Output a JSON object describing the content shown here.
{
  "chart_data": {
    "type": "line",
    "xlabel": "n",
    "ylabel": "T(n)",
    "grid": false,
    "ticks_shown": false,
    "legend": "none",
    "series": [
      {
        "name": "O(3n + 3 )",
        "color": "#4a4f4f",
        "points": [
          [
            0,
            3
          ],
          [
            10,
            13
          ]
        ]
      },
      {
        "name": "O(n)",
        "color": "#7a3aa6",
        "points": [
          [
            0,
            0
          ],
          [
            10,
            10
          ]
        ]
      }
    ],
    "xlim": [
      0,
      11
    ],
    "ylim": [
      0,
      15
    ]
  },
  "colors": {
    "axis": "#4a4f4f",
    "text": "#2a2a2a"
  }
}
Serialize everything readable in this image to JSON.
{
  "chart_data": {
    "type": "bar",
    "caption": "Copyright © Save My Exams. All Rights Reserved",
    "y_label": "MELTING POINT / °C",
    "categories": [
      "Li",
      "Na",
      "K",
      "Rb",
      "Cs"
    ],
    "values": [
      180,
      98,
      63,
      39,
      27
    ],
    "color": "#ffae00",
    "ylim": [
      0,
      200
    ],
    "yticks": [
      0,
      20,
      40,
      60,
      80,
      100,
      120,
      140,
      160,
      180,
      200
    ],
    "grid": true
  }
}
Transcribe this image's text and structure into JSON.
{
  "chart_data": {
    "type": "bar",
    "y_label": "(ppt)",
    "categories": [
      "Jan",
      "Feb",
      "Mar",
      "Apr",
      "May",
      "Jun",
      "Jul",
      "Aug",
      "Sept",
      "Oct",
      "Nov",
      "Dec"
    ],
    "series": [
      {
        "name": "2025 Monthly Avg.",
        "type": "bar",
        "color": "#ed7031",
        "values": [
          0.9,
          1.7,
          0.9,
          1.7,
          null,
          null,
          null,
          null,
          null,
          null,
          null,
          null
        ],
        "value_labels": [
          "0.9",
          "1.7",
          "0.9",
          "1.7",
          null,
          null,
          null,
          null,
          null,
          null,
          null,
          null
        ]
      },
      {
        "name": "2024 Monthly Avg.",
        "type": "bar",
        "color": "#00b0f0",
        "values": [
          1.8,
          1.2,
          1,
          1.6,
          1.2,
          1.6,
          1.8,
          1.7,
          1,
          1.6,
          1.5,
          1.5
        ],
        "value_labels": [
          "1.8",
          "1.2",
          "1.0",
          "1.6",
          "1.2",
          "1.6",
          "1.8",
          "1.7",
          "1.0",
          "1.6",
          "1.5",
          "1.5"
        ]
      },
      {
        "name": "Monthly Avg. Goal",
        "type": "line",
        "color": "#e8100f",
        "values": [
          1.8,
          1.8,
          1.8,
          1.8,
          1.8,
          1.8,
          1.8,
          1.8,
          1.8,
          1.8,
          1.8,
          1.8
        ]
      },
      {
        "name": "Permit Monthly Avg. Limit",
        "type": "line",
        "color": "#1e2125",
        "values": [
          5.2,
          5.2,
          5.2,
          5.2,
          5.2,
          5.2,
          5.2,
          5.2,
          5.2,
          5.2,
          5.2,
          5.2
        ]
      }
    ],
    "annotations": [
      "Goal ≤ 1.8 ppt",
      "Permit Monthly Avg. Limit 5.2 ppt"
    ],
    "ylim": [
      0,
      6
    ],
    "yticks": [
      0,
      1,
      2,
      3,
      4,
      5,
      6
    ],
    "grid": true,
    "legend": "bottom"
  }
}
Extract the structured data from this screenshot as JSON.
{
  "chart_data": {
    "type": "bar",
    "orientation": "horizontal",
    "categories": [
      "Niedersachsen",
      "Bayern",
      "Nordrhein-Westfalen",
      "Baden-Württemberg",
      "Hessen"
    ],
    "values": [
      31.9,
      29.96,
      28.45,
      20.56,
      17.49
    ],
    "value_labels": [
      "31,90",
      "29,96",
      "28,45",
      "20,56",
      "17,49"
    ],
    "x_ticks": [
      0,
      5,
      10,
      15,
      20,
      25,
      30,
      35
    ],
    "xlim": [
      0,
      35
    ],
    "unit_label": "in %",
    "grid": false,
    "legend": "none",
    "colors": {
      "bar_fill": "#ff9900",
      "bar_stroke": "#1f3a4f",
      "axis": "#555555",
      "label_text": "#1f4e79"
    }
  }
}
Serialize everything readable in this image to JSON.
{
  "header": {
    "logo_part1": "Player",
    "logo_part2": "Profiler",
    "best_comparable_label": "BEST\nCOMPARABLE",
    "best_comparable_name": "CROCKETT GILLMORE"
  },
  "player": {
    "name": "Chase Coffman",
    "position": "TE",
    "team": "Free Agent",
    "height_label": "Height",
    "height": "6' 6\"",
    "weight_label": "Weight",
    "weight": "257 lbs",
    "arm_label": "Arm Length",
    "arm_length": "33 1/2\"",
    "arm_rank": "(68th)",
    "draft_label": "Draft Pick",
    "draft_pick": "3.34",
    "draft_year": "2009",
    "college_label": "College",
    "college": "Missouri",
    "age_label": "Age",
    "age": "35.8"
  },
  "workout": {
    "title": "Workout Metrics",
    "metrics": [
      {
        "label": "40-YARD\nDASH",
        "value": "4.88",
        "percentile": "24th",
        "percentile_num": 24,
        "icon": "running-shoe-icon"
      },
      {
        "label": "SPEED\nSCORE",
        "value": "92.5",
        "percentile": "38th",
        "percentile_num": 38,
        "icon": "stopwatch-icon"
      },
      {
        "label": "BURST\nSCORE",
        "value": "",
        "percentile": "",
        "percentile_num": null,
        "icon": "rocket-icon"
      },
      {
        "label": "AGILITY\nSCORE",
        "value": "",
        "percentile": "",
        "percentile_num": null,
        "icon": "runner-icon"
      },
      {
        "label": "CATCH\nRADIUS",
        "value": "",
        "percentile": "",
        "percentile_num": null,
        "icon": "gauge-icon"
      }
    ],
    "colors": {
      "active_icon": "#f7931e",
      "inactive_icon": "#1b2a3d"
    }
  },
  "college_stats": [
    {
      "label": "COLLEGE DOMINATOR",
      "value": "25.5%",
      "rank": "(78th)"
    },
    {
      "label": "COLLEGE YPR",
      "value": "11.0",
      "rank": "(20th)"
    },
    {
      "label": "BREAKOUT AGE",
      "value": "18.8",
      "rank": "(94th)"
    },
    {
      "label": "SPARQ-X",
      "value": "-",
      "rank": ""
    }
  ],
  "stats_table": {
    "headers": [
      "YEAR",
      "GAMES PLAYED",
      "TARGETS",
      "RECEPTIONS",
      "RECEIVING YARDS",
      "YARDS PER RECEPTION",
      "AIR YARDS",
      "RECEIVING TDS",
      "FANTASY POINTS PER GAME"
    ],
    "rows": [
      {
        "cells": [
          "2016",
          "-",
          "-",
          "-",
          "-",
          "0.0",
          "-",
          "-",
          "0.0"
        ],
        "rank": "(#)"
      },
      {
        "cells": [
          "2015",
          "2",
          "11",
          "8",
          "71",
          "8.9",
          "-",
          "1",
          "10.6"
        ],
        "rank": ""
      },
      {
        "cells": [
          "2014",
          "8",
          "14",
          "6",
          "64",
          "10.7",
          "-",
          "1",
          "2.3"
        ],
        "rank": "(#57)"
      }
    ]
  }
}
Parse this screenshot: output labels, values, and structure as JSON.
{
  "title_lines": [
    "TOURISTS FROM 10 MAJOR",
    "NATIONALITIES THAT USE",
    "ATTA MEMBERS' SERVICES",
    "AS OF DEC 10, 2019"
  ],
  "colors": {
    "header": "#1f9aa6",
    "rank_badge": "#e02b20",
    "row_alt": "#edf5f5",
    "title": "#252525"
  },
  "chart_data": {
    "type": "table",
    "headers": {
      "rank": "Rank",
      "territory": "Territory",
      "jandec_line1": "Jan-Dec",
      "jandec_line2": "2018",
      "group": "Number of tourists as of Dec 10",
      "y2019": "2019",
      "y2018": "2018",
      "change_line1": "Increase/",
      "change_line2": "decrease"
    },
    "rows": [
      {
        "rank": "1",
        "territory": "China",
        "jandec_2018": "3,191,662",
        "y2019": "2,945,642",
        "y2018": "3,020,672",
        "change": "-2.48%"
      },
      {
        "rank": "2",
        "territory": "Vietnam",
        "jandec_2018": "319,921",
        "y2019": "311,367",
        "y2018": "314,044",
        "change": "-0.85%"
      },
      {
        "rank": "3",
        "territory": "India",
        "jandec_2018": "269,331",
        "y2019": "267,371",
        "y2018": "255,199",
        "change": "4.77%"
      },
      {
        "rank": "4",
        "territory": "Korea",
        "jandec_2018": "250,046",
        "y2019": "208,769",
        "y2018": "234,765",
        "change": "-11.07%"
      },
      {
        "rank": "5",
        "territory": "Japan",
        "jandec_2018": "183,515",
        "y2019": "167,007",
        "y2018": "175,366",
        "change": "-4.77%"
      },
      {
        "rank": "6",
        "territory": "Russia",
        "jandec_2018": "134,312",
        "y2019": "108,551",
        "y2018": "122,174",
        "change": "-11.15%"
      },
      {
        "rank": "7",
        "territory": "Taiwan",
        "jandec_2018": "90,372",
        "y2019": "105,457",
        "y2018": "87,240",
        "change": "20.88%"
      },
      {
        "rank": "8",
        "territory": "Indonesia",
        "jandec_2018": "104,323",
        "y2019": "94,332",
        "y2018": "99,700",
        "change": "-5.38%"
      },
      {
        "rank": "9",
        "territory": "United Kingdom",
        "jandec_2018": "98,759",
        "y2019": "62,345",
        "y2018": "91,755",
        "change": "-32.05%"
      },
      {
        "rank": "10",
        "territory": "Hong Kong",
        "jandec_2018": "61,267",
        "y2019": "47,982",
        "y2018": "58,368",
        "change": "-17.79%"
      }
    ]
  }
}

• Requirements
Return only the number of lines in the preceding records that contain the string "nSCORE".

• Result below
3